§ **Task statement**:
Repeat the records below exactly as they appear.

§ **Given data**:
○ ○ ○ ○ ○

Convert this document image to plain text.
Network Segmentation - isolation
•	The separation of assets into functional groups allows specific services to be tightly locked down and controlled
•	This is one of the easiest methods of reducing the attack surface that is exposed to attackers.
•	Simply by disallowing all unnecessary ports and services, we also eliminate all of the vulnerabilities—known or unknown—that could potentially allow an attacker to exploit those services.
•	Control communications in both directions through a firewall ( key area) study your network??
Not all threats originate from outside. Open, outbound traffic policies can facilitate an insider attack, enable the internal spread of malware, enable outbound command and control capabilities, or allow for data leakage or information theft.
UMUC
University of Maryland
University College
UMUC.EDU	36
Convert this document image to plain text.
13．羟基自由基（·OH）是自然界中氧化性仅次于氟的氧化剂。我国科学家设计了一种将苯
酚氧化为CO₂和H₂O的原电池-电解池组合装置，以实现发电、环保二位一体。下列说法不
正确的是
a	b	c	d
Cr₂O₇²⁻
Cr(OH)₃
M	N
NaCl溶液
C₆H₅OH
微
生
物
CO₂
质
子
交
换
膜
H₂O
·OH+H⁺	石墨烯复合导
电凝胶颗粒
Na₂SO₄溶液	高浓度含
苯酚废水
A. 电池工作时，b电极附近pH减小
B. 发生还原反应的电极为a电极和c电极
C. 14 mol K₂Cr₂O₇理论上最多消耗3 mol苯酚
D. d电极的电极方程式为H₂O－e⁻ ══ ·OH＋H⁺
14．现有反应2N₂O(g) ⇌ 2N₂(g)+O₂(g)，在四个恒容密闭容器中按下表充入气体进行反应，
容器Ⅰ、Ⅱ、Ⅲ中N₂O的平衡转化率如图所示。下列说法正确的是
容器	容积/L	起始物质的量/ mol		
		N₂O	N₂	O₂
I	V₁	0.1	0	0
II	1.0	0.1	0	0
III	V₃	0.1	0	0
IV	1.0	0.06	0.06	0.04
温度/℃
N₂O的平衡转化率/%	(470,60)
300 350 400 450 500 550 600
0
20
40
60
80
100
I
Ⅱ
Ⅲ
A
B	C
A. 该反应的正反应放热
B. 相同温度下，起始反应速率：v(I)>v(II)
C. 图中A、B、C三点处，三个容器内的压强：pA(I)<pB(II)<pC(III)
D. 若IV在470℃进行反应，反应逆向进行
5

○ ○ ○ ○ ○

§ **The solution**:
Convert this document image to plain text.
Network Segmentation - isolation
•	The separation of assets into functional groups allows specific services to be tightly locked down and controlled
•	This is one of the easiest methods of reducing the attack surface that is exposed to attackers.
•	Simply by disallowing all unnecessary ports and services, we also eliminate all of the vulnerabilities—known or unknown—that could potentially allow an attacker to exploit those services.
•	Control communications in both directions through a firewall ( key area) study your network??
Not all threats originate from outside. Open, outbound traffic policies can facilitate an insider attack, enable the internal spread of malware, enable outbound command and control capabilities, or allow for data leakage or information theft.
UMUC
University of Maryland
University College
UMUC.EDU	36
Convert this document image to plain text.
13．羟基自由基（·OH）是自然界中氧化性仅次于氟的氧化剂。我国科学家设计了一种将苯
酚氧化为CO₂和H₂O的原电池-电解池组合装置，以实现发电、环保二位一体。下列说法不
正确的是
a	b	c	d
Cr₂O₇²⁻
Cr(OH)₃
M	N
NaCl溶液
C₆H₅OH
微
生
物
CO₂
质
子
交
换
膜
H₂O
·OH+H⁺	石墨烯复合导
电凝胶颗粒
Na₂SO₄溶液	高浓度含
苯酚废水
A. 电池工作时，b电极附近pH减小
B. 发生还原反应的电极为a电极和c电极
C. 14 mol K₂Cr₂O₇理论上最多消耗3 mol苯酚
D. d电极的电极方程式为H₂O－e⁻ ══ ·OH＋H⁺
14．现有反应2N₂O(g) ⇌ 2N₂(g)+O₂(g)，在四个恒容密闭容器中按下表充入气体进行反应，
容器Ⅰ、Ⅱ、Ⅲ中N₂O的平衡转化率如图所示。下列说法正确的是
容器	容积/L	起始物质的量/ mol		
		N₂O	N₂	O₂
I	V₁	0.1	0	0
II	1.0	0.1	0	0
III	V₃	0.1	0	0
IV	1.0	0.06	0.06	0.04
温度/℃
N₂O的平衡转化率/%	(470,60)
300 350 400 450 500 550 600
0
20
40
60
80
100
I
Ⅱ
Ⅲ
A
B	C
A. 该反应的正反应放热
B. 相同温度下，起始反应速率：v(I)>v(II)
C. 图中A、B、C三点处，三个容器内的压强：pA(I)<pB(II)<pC(III)
D. 若IV在470℃进行反应，反应逆向进行
5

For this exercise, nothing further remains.